◆ **Given passage**

<<<<

Metadata-Version: 2.4
Name: infra-core
Version: 0.7.1
Summary: Shared HTTP, storage, and runtime helpers for automation services.
Author-email: Infra Core maintainers <infra-core@example.com>
Maintainer-email: Infra Core maintainers <infra-core@example.com>
License-Expression: MIT
Project-URL: Homepage, https://github.com/pj-ms/infra-core
Project-URL: Repository, https://github.com/pj-ms/infra-core
Project-URL: Issues, https://github.com/pj-ms/infra-core/issues
Keywords: http,storage,azure,async,infrastructure
Classifier: Development Status :: 3 - Alpha
Classifier: Intended Audience :: Developers
Classifier: Programming Language :: Python :: 3
Classifier: Programming Language :: Python :: 3.11
Classifier: Programming Language :: Python :: 3.12
Classifier: Programming Language :: Python :: 3.13
Classifier: Topic :: Software Development :: Libraries
Classifier: Typing :: Typed
Requires-Python: >=3.11
Description-Content-Type: text/markdown
License-File: LICENSE
Requires-Dist: requests<3.0,>=2.31.0
Requires-Dist: httpx<1.0,>=0.27.0
Requires-Dist: tenacity<9.0,>=8.2.2
Provides-Extra: azure
Requires-Dist: azure-core<2.0,>=1.29; extra == "azure"
Requires-Dist: azure-storage-blob<13.0,>=12.12; extra == "azure"
Requires-Dist: azure-identity<2.0,>=1.17; extra == "azure"
Requires-Dist: azure-data-tables<13.0,>=12.5.0; extra == "azure"
Provides-Extra: dev
Requires-Dist: pytest>=8.0; extra == "dev"
Requires-Dist: pytest-asyncio>=0.23; extra == "dev"

>>>>

◆ **Recorded information**
<<<<

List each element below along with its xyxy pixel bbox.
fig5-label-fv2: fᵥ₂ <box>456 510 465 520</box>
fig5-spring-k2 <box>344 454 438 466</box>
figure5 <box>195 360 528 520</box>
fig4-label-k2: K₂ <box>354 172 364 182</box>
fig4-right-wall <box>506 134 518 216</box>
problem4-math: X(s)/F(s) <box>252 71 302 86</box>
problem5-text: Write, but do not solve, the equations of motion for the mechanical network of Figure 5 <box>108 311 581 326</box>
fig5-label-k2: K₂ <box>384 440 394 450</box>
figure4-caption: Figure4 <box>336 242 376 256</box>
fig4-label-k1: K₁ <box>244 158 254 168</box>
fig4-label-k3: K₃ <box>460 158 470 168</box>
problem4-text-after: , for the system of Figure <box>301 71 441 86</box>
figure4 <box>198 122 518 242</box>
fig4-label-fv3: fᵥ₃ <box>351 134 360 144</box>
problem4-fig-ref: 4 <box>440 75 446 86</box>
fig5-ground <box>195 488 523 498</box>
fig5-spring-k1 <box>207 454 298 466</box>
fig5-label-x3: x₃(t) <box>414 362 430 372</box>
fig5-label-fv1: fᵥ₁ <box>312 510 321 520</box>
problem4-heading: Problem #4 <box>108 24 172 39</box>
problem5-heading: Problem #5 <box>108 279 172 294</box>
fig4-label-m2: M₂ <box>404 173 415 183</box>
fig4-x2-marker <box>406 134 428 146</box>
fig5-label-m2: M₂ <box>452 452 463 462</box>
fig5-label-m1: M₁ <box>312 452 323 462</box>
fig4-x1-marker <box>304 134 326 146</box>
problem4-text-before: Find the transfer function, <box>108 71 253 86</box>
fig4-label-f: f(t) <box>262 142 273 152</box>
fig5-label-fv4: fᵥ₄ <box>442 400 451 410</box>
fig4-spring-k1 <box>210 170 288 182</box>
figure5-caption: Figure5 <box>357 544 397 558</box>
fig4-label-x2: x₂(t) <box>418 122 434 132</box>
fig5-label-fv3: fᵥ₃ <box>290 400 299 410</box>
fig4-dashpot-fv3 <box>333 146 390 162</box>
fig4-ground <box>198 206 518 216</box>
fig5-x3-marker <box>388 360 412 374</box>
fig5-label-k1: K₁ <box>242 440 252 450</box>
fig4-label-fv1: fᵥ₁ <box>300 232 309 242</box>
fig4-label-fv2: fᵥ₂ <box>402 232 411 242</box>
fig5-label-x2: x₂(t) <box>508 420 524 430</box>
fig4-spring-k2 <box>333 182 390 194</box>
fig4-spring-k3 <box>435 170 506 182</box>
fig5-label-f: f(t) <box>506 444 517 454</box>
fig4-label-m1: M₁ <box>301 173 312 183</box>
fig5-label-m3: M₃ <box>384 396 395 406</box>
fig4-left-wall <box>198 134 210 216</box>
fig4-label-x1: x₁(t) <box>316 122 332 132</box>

>>>>
<<<<

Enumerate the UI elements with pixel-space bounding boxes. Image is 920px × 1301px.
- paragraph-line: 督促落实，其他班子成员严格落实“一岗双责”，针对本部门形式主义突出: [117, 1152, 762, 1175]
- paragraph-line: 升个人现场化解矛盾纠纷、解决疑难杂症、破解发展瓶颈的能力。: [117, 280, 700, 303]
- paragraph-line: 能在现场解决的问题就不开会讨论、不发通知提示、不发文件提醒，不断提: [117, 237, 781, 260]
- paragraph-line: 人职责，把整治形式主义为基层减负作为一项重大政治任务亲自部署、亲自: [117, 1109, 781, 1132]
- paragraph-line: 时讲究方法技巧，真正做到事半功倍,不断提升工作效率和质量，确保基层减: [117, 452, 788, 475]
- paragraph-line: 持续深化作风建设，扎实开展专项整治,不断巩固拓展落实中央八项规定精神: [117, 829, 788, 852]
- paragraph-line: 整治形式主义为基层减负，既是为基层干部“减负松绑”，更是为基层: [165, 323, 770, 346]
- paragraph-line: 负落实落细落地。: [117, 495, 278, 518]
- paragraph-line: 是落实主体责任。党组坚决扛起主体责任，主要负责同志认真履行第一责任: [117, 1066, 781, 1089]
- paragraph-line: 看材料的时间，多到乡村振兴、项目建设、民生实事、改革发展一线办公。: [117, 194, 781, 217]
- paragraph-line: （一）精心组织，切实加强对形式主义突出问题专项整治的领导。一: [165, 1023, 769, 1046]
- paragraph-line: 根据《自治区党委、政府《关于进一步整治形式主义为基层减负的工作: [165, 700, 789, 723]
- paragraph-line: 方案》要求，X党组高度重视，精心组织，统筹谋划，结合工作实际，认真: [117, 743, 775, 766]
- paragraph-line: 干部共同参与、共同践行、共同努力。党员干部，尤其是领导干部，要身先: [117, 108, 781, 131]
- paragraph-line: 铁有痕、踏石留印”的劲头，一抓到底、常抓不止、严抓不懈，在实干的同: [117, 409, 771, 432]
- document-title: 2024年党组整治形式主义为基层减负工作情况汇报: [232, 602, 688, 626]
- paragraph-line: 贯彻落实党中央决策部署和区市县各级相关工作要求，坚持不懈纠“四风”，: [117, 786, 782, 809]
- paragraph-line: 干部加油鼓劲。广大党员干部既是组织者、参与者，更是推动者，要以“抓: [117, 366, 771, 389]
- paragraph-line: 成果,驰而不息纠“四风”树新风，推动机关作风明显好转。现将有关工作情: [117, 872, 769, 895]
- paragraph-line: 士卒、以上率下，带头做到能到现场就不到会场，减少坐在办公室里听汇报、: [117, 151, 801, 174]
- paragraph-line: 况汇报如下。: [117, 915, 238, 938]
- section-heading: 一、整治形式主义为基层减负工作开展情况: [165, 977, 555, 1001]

>>>>
<<<<

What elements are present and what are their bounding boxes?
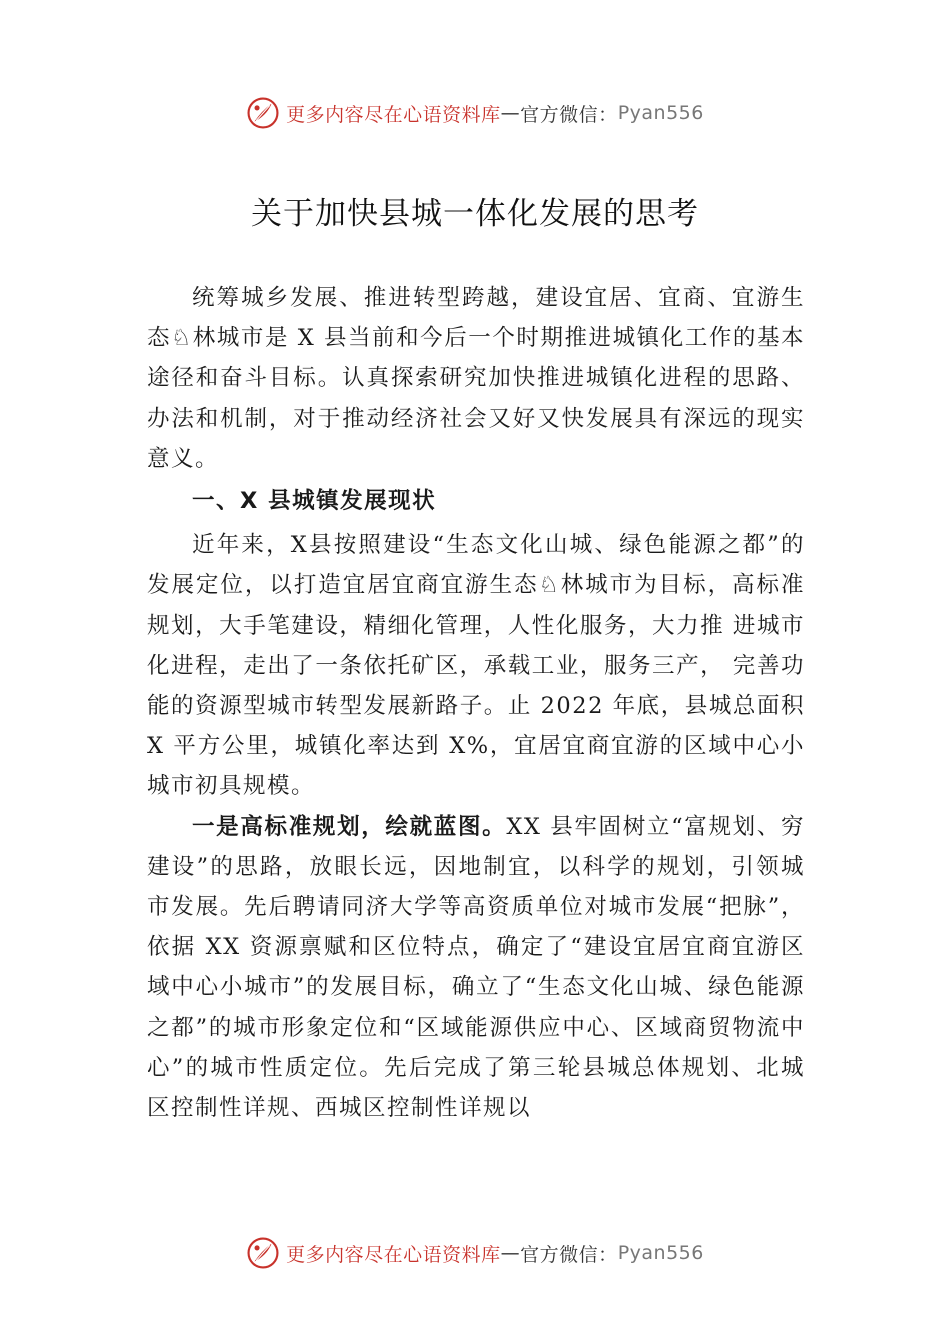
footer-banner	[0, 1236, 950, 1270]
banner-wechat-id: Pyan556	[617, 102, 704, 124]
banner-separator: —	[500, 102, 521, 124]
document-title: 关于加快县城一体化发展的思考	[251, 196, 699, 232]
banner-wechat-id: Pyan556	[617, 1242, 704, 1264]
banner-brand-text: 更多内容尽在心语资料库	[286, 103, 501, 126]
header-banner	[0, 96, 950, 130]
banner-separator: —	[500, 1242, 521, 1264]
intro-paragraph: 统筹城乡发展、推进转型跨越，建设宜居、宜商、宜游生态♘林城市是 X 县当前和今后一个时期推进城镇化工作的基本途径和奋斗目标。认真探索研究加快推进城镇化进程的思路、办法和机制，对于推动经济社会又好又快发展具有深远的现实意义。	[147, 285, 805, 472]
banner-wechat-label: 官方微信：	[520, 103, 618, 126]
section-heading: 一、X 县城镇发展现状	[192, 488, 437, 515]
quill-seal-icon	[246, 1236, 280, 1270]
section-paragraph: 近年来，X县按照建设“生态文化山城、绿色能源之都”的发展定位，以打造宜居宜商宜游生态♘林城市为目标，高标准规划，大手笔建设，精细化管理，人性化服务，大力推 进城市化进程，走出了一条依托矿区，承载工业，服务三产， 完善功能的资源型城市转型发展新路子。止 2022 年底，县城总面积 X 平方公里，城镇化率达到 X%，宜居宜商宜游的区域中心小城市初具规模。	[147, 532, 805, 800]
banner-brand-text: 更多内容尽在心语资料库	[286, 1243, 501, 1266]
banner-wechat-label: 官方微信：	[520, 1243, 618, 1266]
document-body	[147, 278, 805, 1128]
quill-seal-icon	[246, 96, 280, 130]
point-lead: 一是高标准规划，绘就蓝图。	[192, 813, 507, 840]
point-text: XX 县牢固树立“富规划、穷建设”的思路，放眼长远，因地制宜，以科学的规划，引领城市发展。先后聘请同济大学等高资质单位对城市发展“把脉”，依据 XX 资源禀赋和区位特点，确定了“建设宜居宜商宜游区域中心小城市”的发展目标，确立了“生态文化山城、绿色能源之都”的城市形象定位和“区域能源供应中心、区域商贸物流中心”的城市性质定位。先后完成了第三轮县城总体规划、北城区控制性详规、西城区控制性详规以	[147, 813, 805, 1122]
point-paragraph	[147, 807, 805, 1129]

>>>>

◆ **Problem to solve**
Reproduce the infra-core package metadata above in full, character for character.

◆ **Solution**
Metadata-Version: 2.4
Name: infra-core
Version: 0.7.1
Summary: Shared HTTP, storage, and runtime helpers for automation services.
Author-email: Infra Core maintainers <infra-core@example.com>
Maintainer-email: Infra Core maintainers <infra-core@example.com>
License-Expression: MIT
Project-URL: Homepage, https://github.com/pj-ms/infra-core
Project-URL: Repository, https://github.com/pj-ms/infra-core
Project-URL: Issues, https://github.com/pj-ms/infra-core/issues
Keywords: http,storage,azure,async,infrastructure
Classifier: Development Status :: 3 - Alpha
Classifier: Intended Audience :: Developers
Classifier: Programming Language :: Python :: 3
Classifier: Programming Language :: Python :: 3.11
Classifier: Programming Language :: Python :: 3.12
Classifier: Programming Language :: Python :: 3.13
Classifier: Topic :: Software Development :: Libraries
Classifier: Typing :: Typed
Requires-Python: >=3.11
Description-Content-Type: text/markdown
License-File: LICENSE
Requires-Dist: requests<3.0,>=2.31.0
Requires-Dist: httpx<1.0,>=0.27.0
Requires-Dist: tenacity<9.0,>=8.2.2
Provides-Extra: azure
Requires-Dist: azure-core<2.0,>=1.29; extra == "azure"
Requires-Dist: azure-storage-blob<13.0,>=12.12; extra == "azure"
Requires-Dist: azure-identity<2.0,>=1.17; extra == "azure"
Requires-Dist: azure-data-tables<13.0,>=12.5.0; extra == "azure"
Provides-Extra: dev
Requires-Dist: pytest>=8.0; extra == "dev"
Requires-Dist: pytest-asyncio>=0.23; extra == "dev"